◆ **Description of the task**
Copy out each line of the material in which the word "anyám" appears.

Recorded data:
◆ ◆ ◆ ◆ ◆ ◆ ◆

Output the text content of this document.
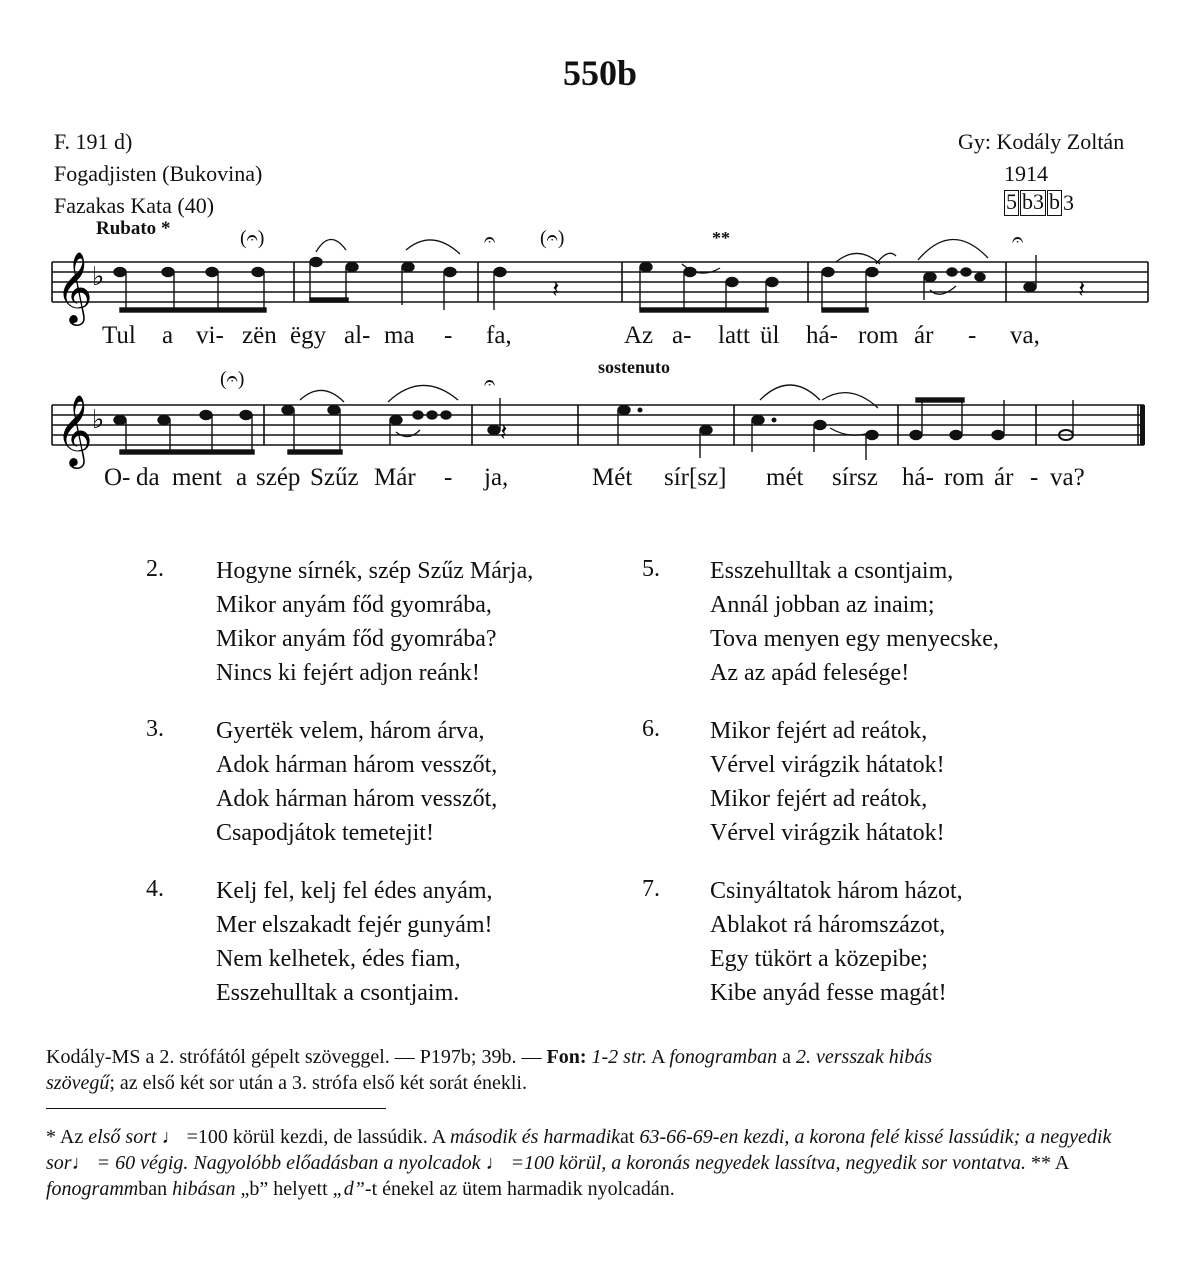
550b
F. 191 d)
Fogadjisten (Bukovina)
Fazakas Kata (40)
Gy: Kodály Zoltán
1914
5 b3 b 3
Rubato *
sostenuto
(𝄐)	𝄐 (𝄐)	**	𝄐
(𝄐)	𝄐
𝄞 ♭
𝄞 ♭
𝄽	𝄽
𝄽
Tul a vi- zën ëgy al- ma - fa,	Az a- latt ül há- rom ár - va,
O- da ment a szép Szűz Már - ja,	Mét sír[sz] mét sírsz há- rom ár - va?
2. Hogyne sírnék, szép Szűz Márja,
Mikor anyám főd gyomrába,
Mikor anyám főd gyomrába?
Nincs ki fejért adjon reánk!
3. Gyertëk velem, három árva,
Adok hárman három vesszőt,
Adok hárman három vesszőt,
Csapodjátok temetejit!
4. Kelj fel, kelj fel édes anyám,
Mer elszakadt fejér gunyám!
Nem kelhetek, édes fiam,
Esszehulltak a csontjaim.
5. Esszehulltak a csontjaim,
Annál jobban az inaim;
Tova menyen egy menyecske,
Az az apád felesége!
6. Mikor fejért ad reátok,
Vérvel virágzik hátatok!
Mikor fejért ad reátok,
Vérvel virágzik hátatok!
7. Csinyáltatok három házot,
Ablakot rá háromszázot,
Egy tükört a közepibe;
Kibe anyád fesse magát!
Kodály-MS a 2. strófától gépelt szöveggel. — P197b; 39b. — Fon: 1-2 str. A fonogramban a 2. versszak hibás
szövegű; az első két sor után a 3. strófa első két sorát énekli.
* Az első sort ♩ =100 körül kezdi, de lassúdik. A második és harmadikat 63-66-69-en kezdi, a korona felé kissé lassúdik; a negyedik sor♩ = 60 végig. Nagyolóbb előadásban a nyolcadok ♩ =100 körül, a koronás negyedek lassítva, negyedik sor vontatva. ** A fonogrammban hibásan „b” helyett „d”-t énekel az ütem harmadik nyolcadán.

◆ ◆ ◆ ◆ ◆ ◆ ◆

◆ **Task response**
Mikor anyám főd gyomrába,
Mikor anyám főd gyomrába?
4. Kelj fel, kelj fel édes anyám,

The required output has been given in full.